What is asked: Can you retype the lines exactly, beginning with the line that contains "spec-table-body — [73, 139, 528, 578]" and continuing through the line that contains "spec-row — [73, 167, 528, 180]"?

Element and region listings:
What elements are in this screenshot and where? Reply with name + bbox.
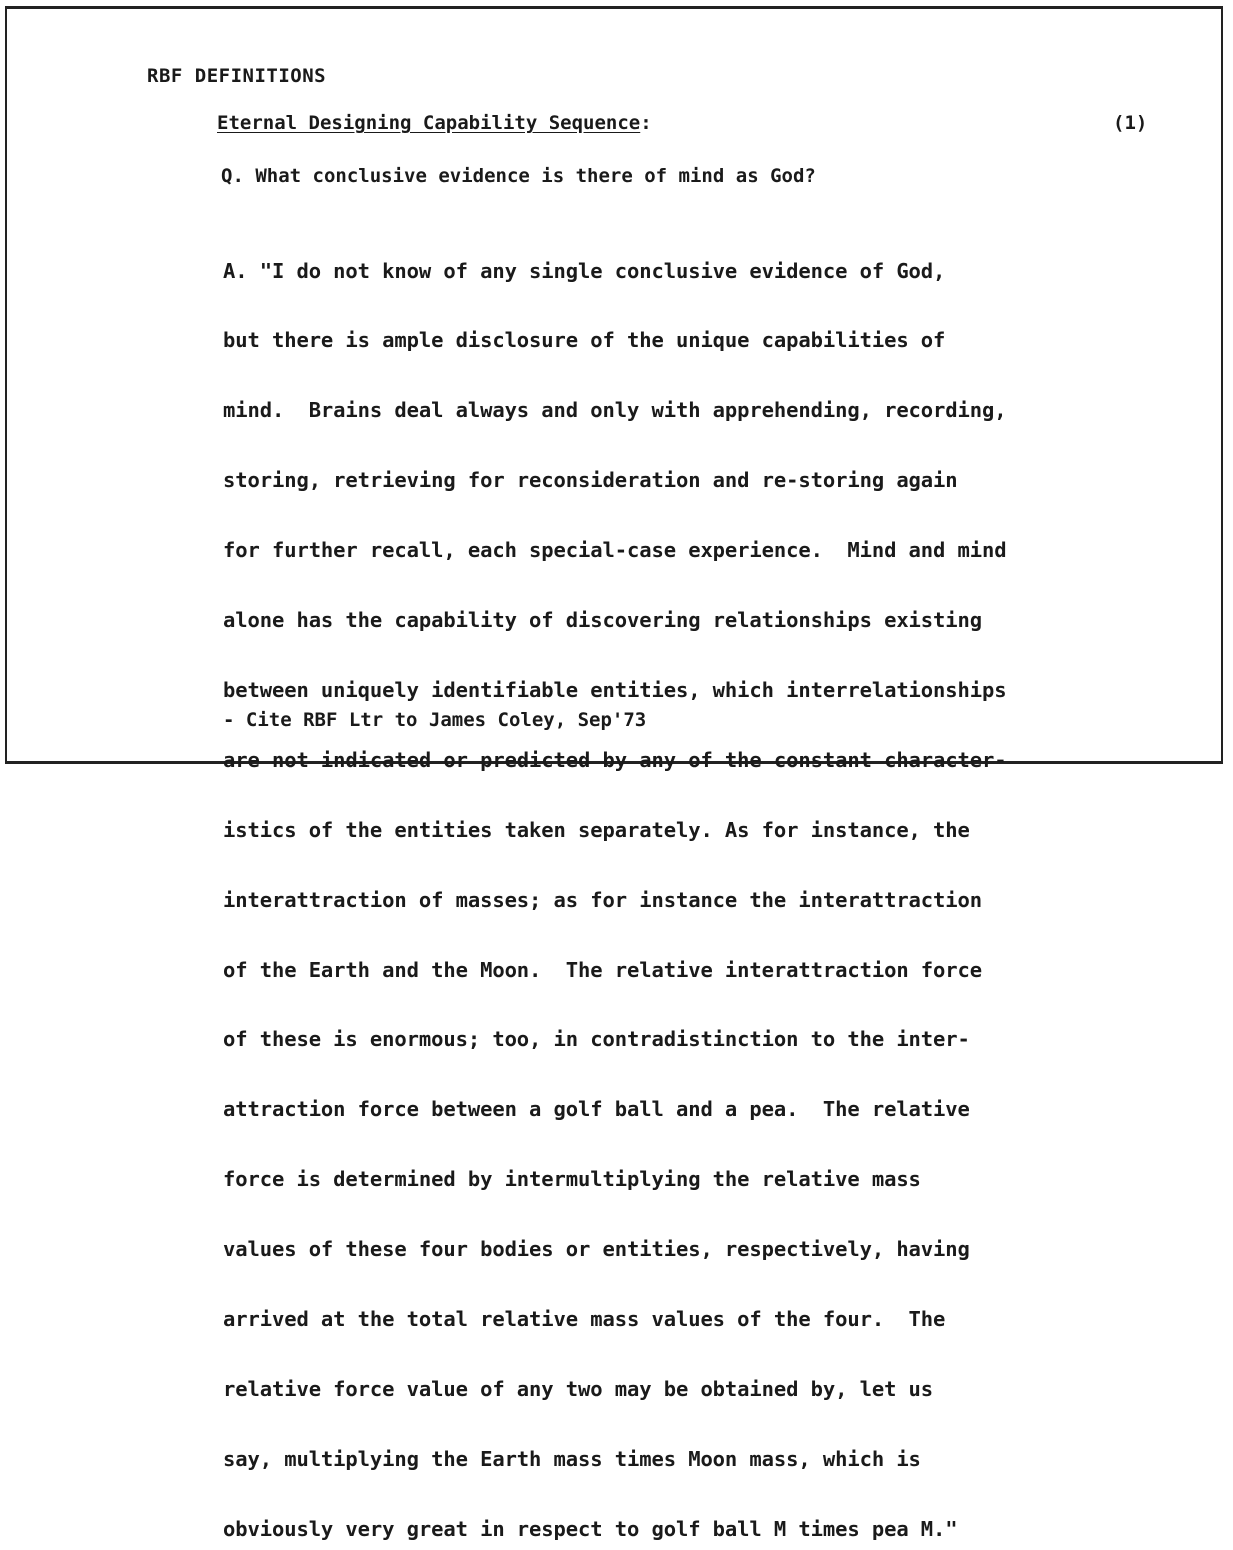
answer-line: between uniquely identifiable entities, which interrelationships: [223, 677, 1007, 702]
answer-line: obviously very great in respect to golf ball M times pea M.": [223, 1516, 958, 1541]
card-number: (1): [1113, 112, 1148, 134]
answer-line: force is determined by intermultiplying the relative mass: [223, 1167, 921, 1192]
answer-line: say, multiplying the Earth mass times Moon mass, which is: [223, 1446, 921, 1471]
document-heading: RBF DEFINITIONS: [147, 65, 327, 87]
answer-line: storing, retrieving for reconsideration and re-storing again: [223, 468, 958, 493]
answer-line: A. "I do not know of any single conclusive evidence of God,: [223, 258, 946, 283]
answer-line: arrived at the total relative mass values of the four. The: [223, 1306, 946, 1331]
question-text: Q. What conclusive evidence is there of mind as God?: [221, 165, 816, 187]
answer-line: of these is enormous; too, in contradistinction to the inter-: [223, 1027, 970, 1052]
index-card: [5, 6, 1223, 1541]
answer-line: of the Earth and the Moon. The relative interattraction force: [223, 957, 983, 982]
citation: - Cite RBF Ltr to James Coley, Sep'73: [223, 709, 647, 731]
answer-line: alone has the capability of discovering relationships existing: [223, 608, 983, 633]
answer-line: are not indicated or predicted by any of the constant character-: [223, 747, 1007, 772]
definition-term: [217, 112, 652, 134]
answer-line: istics of the entities taken separately. As for instance, the: [223, 817, 970, 842]
answer-line: mind. Brains deal always and only with apprehending, recording,: [223, 398, 1007, 423]
answer-block: [223, 213, 1223, 1550]
answer-line: but there is ample disclosure of the unique capabilities of: [223, 328, 946, 353]
answer-line: relative force value of any two may be obtained by, let us: [223, 1376, 934, 1401]
term-colon: :: [640, 112, 652, 134]
answer-line: values of these four bodies or entities, respectively, having: [223, 1237, 970, 1262]
answer-line: attraction force between a golf ball and a pea. The relative: [223, 1097, 970, 1122]
answer-line: for further recall, each special-case experience. Mind and mind: [223, 538, 1007, 563]
answer-line: interattraction of masses; as for instance the interattraction: [223, 887, 983, 912]
term-title: Eternal Designing Capability Sequence: [217, 112, 641, 134]
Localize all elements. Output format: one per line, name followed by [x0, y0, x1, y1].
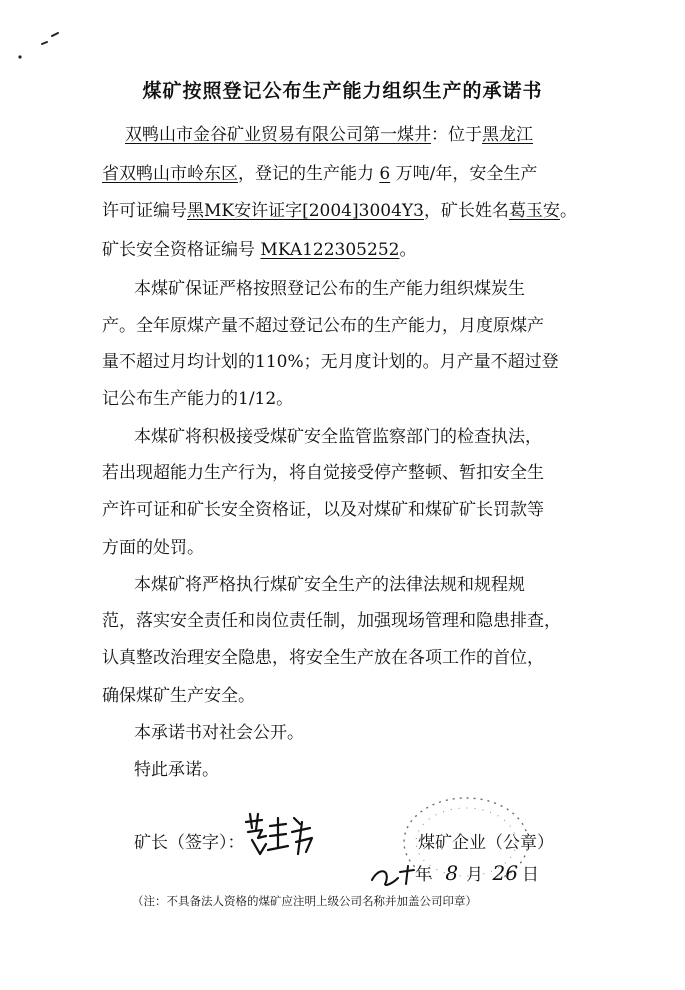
month-label: 月 [466, 865, 484, 885]
footnote: （注：不具备法人资格的煤矿应注明上级公司名称并加盖公司印章） [132, 894, 477, 908]
paragraph-2-line: 产许可证和矿长安全资格证，以及对煤矿和煤矿矿长罚款等 [102, 500, 544, 520]
paragraph-2-line: 本煤矿将积极接受煤矿安全监管监察部门的检查执法， [134, 427, 542, 447]
paragraph-2-line: 方面的处罚。 [102, 538, 204, 558]
company-name: 双鸭山市金谷矿业贸易有限公司第一煤井 [125, 125, 431, 145]
paragraph-1-line: 本煤矿保证严格按照登记公布的生产能力组织煤炭生 [134, 279, 525, 299]
header-line-3: 许可证编号黑MK安许证字[2004]3004Y3，矿长姓名葛玉安。 [102, 201, 577, 221]
date-line [415, 860, 539, 885]
handwritten-signature [240, 808, 320, 860]
header-line-2: 省双鸭山市岭东区，登记的生产能力 6 万吨/年，安全生产 [102, 164, 538, 184]
header-line-1: 双鸭山市金谷矿业贸易有限公司第一煤井：位于黑龙江 [125, 125, 533, 145]
paragraph-1-line: 产。全年原煤产量不超过登记公布的生产能力，月度原煤产 [102, 316, 544, 336]
day-label: 日 [522, 865, 539, 885]
manager-signature-label: 矿长（签字）： [134, 833, 245, 853]
paragraph-3-line: 范，落实安全责任和岗位责任制，加强现场管理和隐患排查， [102, 611, 561, 631]
scan-speck-marks [14, 30, 74, 70]
paragraph-3-line: 确保煤矿生产安全。 [102, 686, 255, 706]
permit-number: 黑MK安许证字[2004]3004Y3 [187, 201, 424, 221]
certificate-number: MKA122305252 [260, 240, 400, 260]
document-title: 煤矿按照登记公布生产能力组织生产的承诺书 [142, 80, 543, 102]
public-statement: 本承诺书对社会公开。 [134, 723, 304, 743]
capacity-value: 6 [379, 164, 391, 184]
paragraph-1-line: 量不超过月均计划的110%；无月度计划的。月产量不超过登 [102, 352, 559, 372]
paragraph-2-line: 若出现超能力生产行为，将自觉接受停产整顿、暂扣安全生 [102, 463, 544, 483]
day-value: 26 [492, 861, 518, 885]
header-line-4: 矿长安全资格证编号 MKA122305252。 [102, 240, 417, 260]
paragraph-3-line: 本煤矿将严格执行煤矿安全生产的法律法规和规程规 [134, 575, 525, 595]
manager-name: 葛玉安 [508, 201, 560, 221]
enterprise-seal-label: 煤矿企业（公章） [418, 833, 554, 853]
closing-statement: 特此承诺。 [134, 760, 219, 780]
month-value: 8 [445, 861, 459, 885]
location-district: 省双鸭山市岭东区 [102, 164, 238, 184]
year-label: 年 [415, 865, 432, 885]
location-province: 黑龙江 [482, 125, 533, 145]
paragraph-3-line: 认真整改治理安全隐患，将安全生产放在各项工作的首位， [102, 648, 544, 668]
paragraph-1-line: 记公布生产能力的1/12。 [102, 389, 294, 409]
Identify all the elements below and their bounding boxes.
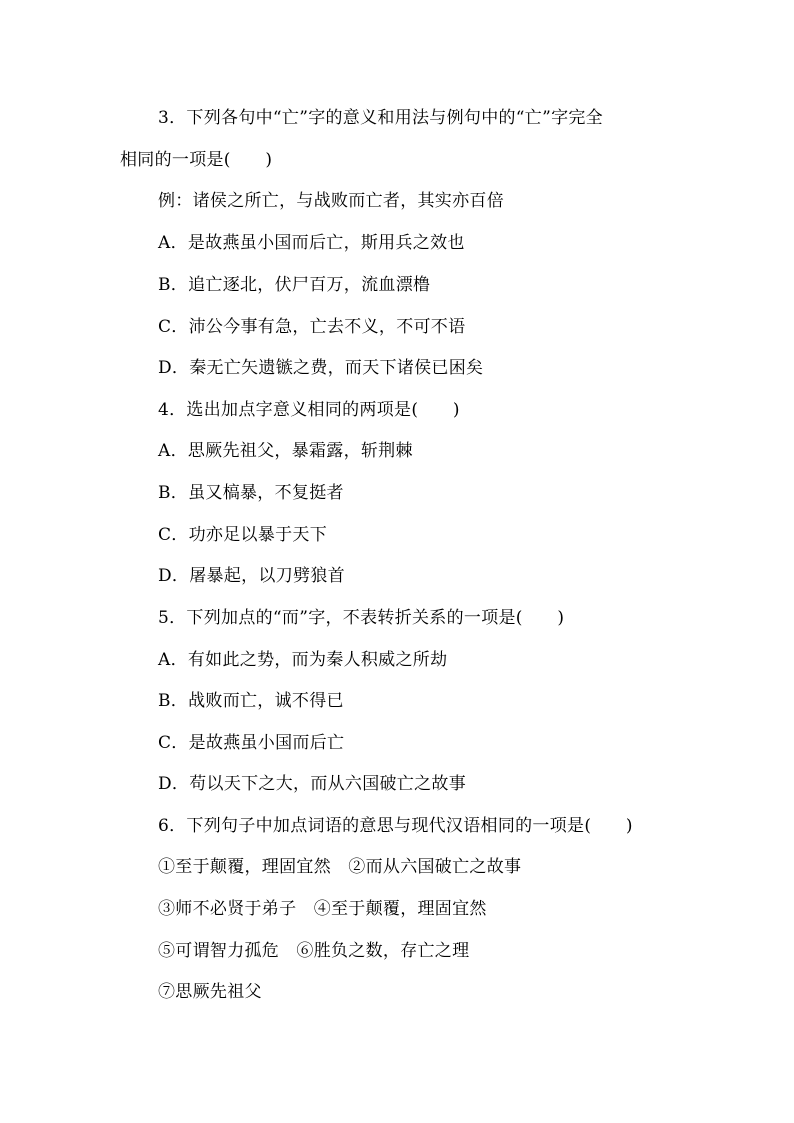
question-4-option-c: C．功亦足以暴于天下 — [158, 525, 328, 545]
question-3-option-c: C．沛公今事有急，亡去不义，不可不语 — [158, 317, 466, 337]
question-4-stem: 4．选出加点字意义相同的两项是( ) — [158, 400, 460, 420]
question-5-option-d: D．苟以天下之大，而从六国破亡之故事 — [158, 774, 467, 794]
question-5-option-a: A．有如此之势，而为秦人积威之所劫 — [158, 650, 448, 670]
question-4-option-a: A．思厥先祖父，暴霜露，斩荆棘 — [158, 441, 413, 461]
question-4-option-b: B．虽又槁暴，不复挺者 — [158, 483, 344, 503]
question-3-stem-continued: 相同的一项是( ) — [120, 150, 273, 170]
question-6-stem: 6．下列句子中加点词语的意思与现代汉语相同的一项是( ) — [158, 816, 633, 836]
question-3-option-b: B．追亡逐北，伏尸百万，流血漂橹 — [158, 275, 431, 295]
question-3-stem: 3．下列各句中“亡”字的意义和用法与例句中的“亡”字完全 — [158, 108, 603, 128]
question-3-option-d: D．秦无亡矢遗镞之费，而天下诸侯已困矣 — [158, 358, 484, 378]
question-5-stem: 5．下列加点的“而”字，不表转折关系的一项是( ) — [158, 608, 565, 628]
question-3-option-a: A．是故燕虽小国而后亡，斯用兵之效也 — [158, 233, 465, 253]
question-5-option-c: C．是故燕虽小国而后亡 — [158, 733, 345, 753]
question-6-item-line: ⑦思厥先祖父 — [158, 982, 262, 1002]
question-6-item-line: ③师不必贤于弟子 ④至于颠覆，理固宜然 — [158, 899, 487, 919]
question-6-item-line: ⑤可谓智力孤危 ⑥胜负之数，存亡之理 — [158, 941, 470, 961]
question-5-option-b: B．战败而亡，诚不得已 — [158, 691, 344, 711]
question-3-example: 例：诸侯之所亡，与战败而亡者，其实亦百倍 — [158, 191, 504, 211]
question-4-option-d: D．屠暴起，以刀劈狼首 — [158, 566, 345, 586]
question-6-item-line: ①至于颠覆，理固宜然 ②而从六国破亡之故事 — [158, 857, 522, 877]
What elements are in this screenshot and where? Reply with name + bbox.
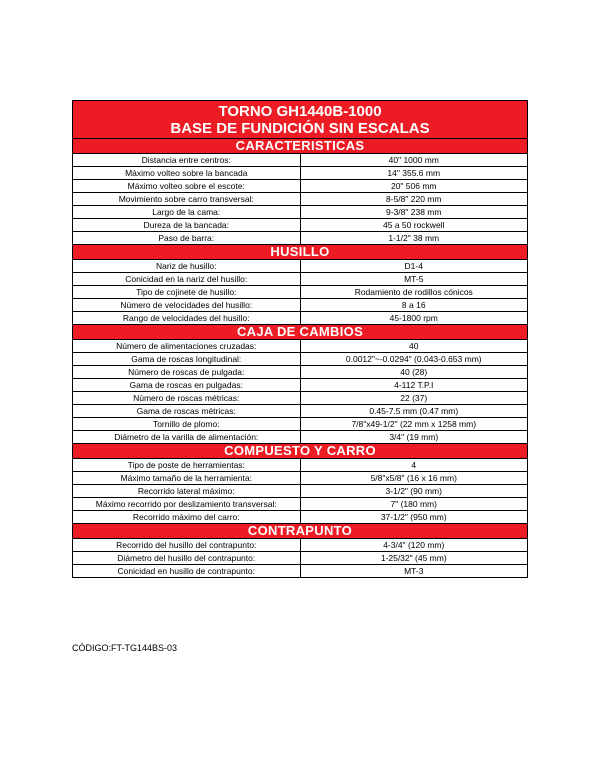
spec-table-body — [73, 139, 528, 578]
spec-label: Movimiento sobre carro transversal: — [73, 193, 301, 206]
spec-label: Rango de velocidades del husillo: — [73, 312, 301, 325]
spec-value: 40 (28) — [300, 366, 528, 379]
spec-value: 8 a 16 — [300, 299, 528, 312]
spec-row — [73, 366, 528, 379]
spec-row — [73, 232, 528, 245]
section-header-row — [73, 139, 528, 154]
spec-row — [73, 299, 528, 312]
spec-row — [73, 167, 528, 180]
spec-label: Diámetro de la varilla de alimentación: — [73, 431, 301, 444]
spec-label: Máximo volteo sobre la bancada — [73, 167, 301, 180]
section-header-row — [73, 444, 528, 459]
spec-value: 3/4" (19 mm) — [300, 431, 528, 444]
spec-value: 40" 1000 mm — [300, 154, 528, 167]
spec-sheet — [72, 100, 528, 578]
spec-label: Tipo de cojinete de husillo: — [73, 286, 301, 299]
section-title: HUSILLO — [73, 245, 528, 260]
spec-row — [73, 260, 528, 273]
spec-row — [73, 565, 528, 578]
spec-row — [73, 552, 528, 565]
section-title: COMPUESTO Y CARRO — [73, 444, 528, 459]
spec-value: D1-4 — [300, 260, 528, 273]
spec-value: 3-1/2" (90 mm) — [300, 485, 528, 498]
spec-value: 9-3/8" 238 mm — [300, 206, 528, 219]
spec-label: Diámetro del husillo del contrapunto: — [73, 552, 301, 565]
section-title: CAJA DE CAMBIOS — [73, 325, 528, 340]
document-code: CÓDIGO:FT-TG144BS-03 — [72, 643, 178, 653]
spec-label: Dureza de la bancada: — [73, 219, 301, 232]
spec-value: 45-1800 rpm — [300, 312, 528, 325]
spec-row — [73, 154, 528, 167]
spec-row — [73, 511, 528, 524]
spec-value: 45 a 50 rockwell — [300, 219, 528, 232]
spec-value: 1-25/32" (45 mm) — [300, 552, 528, 565]
section-title: CARACTERISTICAS — [73, 139, 528, 154]
spec-value: MT-3 — [300, 565, 528, 578]
spec-row — [73, 353, 528, 366]
spec-row — [73, 459, 528, 472]
spec-label: Paso de barra: — [73, 232, 301, 245]
spec-label: Número de alimentaciones cruzadas: — [73, 340, 301, 353]
spec-value: 4 — [300, 459, 528, 472]
section-title: CONTRAPUNTO — [73, 524, 528, 539]
spec-value: 4-112 T.P.I — [300, 379, 528, 392]
spec-row — [73, 405, 528, 418]
spec-label: Tornillo de plomo: — [73, 418, 301, 431]
spec-label: Tipo de poste de herramientas: — [73, 459, 301, 472]
spec-value: 40 — [300, 340, 528, 353]
section-header-row — [73, 524, 528, 539]
spec-row — [73, 273, 528, 286]
spec-row — [73, 193, 528, 206]
spec-value: 1-1/2" 38 mm — [300, 232, 528, 245]
spec-label: Máximo recorrido por deslizamiento transversal: — [73, 498, 301, 511]
spec-value: 22 (37) — [300, 392, 528, 405]
spec-row — [73, 418, 528, 431]
spec-value: 5/8"x5/8" (16 x 16 mm) — [300, 472, 528, 485]
spec-row — [73, 180, 528, 193]
spec-value: 0.45-7.5 mm (0.47 mm) — [300, 405, 528, 418]
spec-row — [73, 340, 528, 353]
spec-row — [73, 312, 528, 325]
spec-value: 14" 355.6 mm — [300, 167, 528, 180]
spec-label: Distancia entre centros: — [73, 154, 301, 167]
spec-value: Rodamiento de rodillos cónicos — [300, 286, 528, 299]
title-block — [72, 100, 528, 138]
spec-value: 20" 506 mm — [300, 180, 528, 193]
spec-row — [73, 498, 528, 511]
spec-label: Largo de la cama: — [73, 206, 301, 219]
section-header-row — [73, 325, 528, 340]
spec-table — [72, 138, 528, 578]
spec-label: Recorrido del husillo del contrapunto: — [73, 539, 301, 552]
spec-row — [73, 219, 528, 232]
spec-label: Máximo tamaño de la herramienta: — [73, 472, 301, 485]
spec-label: Máximo volteo sobre el escote: — [73, 180, 301, 193]
spec-value: 8-5/8" 220 mm — [300, 193, 528, 206]
spec-row — [73, 539, 528, 552]
spec-value: 7" (180 mm) — [300, 498, 528, 511]
section-header-row — [73, 245, 528, 260]
product-subtitle: BASE DE FUNDICIÓN SIN ESCALAS — [170, 120, 430, 137]
spec-value: 7/8"x49-1/2" (22 mm x 1258 mm) — [300, 418, 528, 431]
product-title: TORNO GH1440B-1000 — [218, 103, 382, 120]
spec-label: Conicidad en la nariz del husillo: — [73, 273, 301, 286]
spec-row — [73, 206, 528, 219]
spec-row — [73, 485, 528, 498]
spec-value: 4-3/4" (120 mm) — [300, 539, 528, 552]
spec-label: Gama de roscas longitudinal: — [73, 353, 301, 366]
spec-label: Recorrido máximo del carro: — [73, 511, 301, 524]
spec-value: 0.0012"~-0.0294" (0.043-0.653 mm) — [300, 353, 528, 366]
spec-label: Recorrido lateral máximo: — [73, 485, 301, 498]
spec-row — [73, 286, 528, 299]
spec-label: Gama de roscas en pulgadas: — [73, 379, 301, 392]
spec-label: Número de roscas métricas: — [73, 392, 301, 405]
spec-row — [73, 431, 528, 444]
spec-row — [73, 472, 528, 485]
spec-label: Nariz de husillo: — [73, 260, 301, 273]
spec-label: Gama de roscas métricas: — [73, 405, 301, 418]
spec-value: MT-5 — [300, 273, 528, 286]
spec-label: Número de velocidades del husillo: — [73, 299, 301, 312]
spec-row — [73, 392, 528, 405]
spec-label: Conicidad en husillo de contrapunto: — [73, 565, 301, 578]
spec-label: Número de roscas de pulgada: — [73, 366, 301, 379]
spec-row — [73, 379, 528, 392]
spec-value: 37-1/2" (950 mm) — [300, 511, 528, 524]
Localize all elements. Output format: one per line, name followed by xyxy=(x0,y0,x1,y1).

Solution for this problem:
spec-table-body — [73, 139, 528, 578]
spec-label: Movimiento sobre carro transversal: — [73, 193, 301, 206]
spec-label: Rango de velocidades del husillo: — [73, 312, 301, 325]
spec-value: 40 (28) — [300, 366, 528, 379]
spec-value: 8 a 16 — [300, 299, 528, 312]
spec-row — [73, 366, 528, 379]
spec-row — [73, 232, 528, 245]
section-header-row — [73, 139, 528, 154]
spec-row — [73, 299, 528, 312]
spec-row — [73, 167, 528, 180]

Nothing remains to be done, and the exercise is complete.